- **Exercise directions**:
Select every line below containing the word "RMSD".

____

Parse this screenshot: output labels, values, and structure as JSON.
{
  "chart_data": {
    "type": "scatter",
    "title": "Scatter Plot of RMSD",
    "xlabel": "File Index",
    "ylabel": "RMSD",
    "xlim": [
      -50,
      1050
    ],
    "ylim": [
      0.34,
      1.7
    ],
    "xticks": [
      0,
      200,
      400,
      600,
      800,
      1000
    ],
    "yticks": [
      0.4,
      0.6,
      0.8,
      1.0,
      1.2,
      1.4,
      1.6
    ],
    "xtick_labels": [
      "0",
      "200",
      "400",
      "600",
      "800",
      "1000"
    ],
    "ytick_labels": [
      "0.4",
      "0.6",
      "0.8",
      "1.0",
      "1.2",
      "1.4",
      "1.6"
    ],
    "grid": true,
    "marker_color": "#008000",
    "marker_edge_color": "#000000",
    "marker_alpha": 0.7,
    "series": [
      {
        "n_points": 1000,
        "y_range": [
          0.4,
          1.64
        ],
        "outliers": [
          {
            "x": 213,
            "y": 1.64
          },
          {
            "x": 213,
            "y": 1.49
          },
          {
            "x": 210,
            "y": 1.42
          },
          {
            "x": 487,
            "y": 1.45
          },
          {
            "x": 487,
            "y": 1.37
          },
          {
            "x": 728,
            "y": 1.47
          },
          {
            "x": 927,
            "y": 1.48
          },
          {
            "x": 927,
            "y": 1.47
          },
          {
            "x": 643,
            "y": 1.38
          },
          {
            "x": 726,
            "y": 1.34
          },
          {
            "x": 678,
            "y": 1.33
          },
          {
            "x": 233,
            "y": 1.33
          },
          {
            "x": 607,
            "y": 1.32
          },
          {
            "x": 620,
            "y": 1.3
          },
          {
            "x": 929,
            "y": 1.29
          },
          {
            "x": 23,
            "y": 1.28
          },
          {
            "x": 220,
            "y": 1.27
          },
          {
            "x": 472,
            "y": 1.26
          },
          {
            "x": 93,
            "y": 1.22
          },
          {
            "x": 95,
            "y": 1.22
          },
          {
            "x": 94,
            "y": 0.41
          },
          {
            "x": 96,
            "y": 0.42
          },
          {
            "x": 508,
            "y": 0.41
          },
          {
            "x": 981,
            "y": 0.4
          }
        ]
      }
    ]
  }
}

____

- **Answer for the task**:
    "title": "Scatter Plot of RMSD",
    "ylabel": "RMSD",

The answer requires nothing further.